- _Stated task_
What is the number of lines holding the word "ylabel"? Write that number and nothing else.

# Input material start

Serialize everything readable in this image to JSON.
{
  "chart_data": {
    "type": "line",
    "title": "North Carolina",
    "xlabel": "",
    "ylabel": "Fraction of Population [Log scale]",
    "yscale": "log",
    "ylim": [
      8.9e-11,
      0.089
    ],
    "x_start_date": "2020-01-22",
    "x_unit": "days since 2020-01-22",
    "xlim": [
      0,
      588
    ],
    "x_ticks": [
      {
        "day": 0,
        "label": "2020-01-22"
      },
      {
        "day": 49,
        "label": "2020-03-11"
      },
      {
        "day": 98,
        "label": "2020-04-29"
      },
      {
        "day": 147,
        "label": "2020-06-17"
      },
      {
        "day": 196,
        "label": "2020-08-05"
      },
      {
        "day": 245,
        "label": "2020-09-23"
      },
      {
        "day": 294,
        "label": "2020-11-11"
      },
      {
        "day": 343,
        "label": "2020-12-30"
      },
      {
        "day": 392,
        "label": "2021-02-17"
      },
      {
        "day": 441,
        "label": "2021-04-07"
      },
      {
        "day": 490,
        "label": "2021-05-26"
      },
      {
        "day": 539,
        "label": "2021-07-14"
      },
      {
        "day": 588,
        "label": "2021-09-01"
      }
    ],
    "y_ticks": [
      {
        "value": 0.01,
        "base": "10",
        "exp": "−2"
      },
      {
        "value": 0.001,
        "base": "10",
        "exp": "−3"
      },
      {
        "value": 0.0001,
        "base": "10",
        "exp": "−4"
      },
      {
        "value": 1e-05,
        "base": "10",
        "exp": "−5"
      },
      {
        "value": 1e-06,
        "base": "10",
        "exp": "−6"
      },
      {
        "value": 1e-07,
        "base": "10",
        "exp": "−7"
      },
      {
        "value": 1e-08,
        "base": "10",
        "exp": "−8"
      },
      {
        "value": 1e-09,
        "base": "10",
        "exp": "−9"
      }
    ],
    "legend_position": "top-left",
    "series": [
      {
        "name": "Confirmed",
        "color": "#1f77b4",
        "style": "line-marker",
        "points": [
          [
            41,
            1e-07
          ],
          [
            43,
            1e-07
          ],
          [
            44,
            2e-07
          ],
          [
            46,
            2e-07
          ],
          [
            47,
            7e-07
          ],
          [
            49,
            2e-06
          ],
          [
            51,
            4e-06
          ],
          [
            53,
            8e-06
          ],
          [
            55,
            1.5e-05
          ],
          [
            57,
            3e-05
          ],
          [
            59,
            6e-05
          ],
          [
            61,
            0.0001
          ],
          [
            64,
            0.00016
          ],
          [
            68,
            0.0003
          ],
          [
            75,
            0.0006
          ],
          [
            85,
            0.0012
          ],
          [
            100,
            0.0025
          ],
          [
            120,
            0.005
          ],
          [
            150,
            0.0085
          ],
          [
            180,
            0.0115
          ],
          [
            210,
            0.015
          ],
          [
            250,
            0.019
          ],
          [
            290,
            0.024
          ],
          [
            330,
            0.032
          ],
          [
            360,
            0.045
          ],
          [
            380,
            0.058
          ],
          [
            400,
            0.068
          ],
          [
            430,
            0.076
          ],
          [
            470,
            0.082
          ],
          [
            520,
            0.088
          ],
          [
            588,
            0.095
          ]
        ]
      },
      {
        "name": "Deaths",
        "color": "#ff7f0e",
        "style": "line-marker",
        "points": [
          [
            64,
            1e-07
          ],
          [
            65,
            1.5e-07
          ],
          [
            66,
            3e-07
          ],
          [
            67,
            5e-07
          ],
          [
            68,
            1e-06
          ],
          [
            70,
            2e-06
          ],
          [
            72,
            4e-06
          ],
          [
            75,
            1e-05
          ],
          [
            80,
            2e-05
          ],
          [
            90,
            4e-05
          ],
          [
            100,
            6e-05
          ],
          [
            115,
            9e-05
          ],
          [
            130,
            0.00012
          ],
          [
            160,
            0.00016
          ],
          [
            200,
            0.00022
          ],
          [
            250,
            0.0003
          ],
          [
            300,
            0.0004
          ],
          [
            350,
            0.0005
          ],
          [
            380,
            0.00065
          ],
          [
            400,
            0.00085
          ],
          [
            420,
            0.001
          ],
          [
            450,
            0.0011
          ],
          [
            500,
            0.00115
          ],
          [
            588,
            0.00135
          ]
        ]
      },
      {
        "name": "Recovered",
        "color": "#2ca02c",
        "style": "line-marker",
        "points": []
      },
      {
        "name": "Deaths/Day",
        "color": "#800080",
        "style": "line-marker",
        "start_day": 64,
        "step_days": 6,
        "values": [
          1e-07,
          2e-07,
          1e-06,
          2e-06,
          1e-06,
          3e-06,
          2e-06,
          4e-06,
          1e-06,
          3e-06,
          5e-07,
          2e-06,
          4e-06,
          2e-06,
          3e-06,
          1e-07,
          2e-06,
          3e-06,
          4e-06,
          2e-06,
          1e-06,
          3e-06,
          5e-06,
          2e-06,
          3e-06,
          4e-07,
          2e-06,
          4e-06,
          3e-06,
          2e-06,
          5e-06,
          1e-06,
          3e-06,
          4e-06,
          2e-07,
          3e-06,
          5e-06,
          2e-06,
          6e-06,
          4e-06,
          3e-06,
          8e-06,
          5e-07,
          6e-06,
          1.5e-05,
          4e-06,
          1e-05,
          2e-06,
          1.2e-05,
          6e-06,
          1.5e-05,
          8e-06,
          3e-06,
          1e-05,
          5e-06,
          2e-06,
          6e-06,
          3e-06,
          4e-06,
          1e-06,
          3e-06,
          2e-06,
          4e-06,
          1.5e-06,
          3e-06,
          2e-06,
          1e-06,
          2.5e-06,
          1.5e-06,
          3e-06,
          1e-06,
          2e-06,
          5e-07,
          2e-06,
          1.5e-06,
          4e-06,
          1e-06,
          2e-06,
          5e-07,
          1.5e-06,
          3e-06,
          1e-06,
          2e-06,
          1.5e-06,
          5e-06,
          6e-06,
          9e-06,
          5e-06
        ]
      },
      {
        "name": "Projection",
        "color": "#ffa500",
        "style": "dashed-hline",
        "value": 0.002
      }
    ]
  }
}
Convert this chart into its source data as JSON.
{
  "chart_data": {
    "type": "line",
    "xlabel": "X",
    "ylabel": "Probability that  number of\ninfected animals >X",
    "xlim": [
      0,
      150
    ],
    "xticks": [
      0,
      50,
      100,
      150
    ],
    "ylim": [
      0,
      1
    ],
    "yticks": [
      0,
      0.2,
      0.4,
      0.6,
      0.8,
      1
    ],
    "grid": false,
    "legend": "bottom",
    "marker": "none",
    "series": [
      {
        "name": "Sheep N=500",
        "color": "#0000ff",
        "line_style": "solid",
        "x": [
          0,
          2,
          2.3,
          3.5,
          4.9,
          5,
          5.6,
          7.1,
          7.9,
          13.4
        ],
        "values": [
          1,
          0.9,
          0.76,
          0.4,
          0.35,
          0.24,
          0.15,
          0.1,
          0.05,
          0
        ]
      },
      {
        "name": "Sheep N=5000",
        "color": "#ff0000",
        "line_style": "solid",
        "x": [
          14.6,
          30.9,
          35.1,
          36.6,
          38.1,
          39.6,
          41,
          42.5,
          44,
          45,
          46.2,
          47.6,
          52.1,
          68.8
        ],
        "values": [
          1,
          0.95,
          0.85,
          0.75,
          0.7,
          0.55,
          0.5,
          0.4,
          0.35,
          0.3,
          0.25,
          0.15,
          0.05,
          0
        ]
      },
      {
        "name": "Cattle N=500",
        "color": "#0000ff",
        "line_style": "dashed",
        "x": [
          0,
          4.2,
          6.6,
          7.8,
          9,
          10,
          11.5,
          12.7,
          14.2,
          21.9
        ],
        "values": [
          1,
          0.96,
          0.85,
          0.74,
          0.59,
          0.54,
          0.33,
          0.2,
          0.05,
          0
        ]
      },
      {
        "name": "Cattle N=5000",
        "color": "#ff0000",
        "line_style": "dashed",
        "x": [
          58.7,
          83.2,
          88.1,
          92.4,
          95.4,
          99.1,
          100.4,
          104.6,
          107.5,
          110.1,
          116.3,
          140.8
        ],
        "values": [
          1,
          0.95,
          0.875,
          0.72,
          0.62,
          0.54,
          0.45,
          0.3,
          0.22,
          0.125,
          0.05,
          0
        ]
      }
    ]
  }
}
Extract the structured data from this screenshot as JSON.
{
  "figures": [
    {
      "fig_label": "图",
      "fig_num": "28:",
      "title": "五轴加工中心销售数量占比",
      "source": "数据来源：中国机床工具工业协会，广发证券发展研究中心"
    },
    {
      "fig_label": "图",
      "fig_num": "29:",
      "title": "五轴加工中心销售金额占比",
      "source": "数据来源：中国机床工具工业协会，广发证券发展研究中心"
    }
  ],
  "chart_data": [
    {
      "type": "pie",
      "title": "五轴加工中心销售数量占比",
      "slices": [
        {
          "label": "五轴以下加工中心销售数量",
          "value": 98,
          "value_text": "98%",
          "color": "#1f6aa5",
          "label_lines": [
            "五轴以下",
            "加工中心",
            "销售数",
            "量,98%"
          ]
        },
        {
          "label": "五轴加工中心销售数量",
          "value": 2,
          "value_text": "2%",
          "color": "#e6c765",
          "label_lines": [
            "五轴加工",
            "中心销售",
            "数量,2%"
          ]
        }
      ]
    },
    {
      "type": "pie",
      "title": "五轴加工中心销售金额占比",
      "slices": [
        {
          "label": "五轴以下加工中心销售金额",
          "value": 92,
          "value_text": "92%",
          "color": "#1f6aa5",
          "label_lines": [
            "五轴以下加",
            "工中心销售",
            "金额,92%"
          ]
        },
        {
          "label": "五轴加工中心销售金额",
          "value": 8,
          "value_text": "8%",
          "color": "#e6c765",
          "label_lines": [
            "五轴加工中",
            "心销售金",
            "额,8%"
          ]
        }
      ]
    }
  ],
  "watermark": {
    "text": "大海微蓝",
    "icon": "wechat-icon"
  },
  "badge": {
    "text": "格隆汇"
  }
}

# Input material end

- _Output below_
2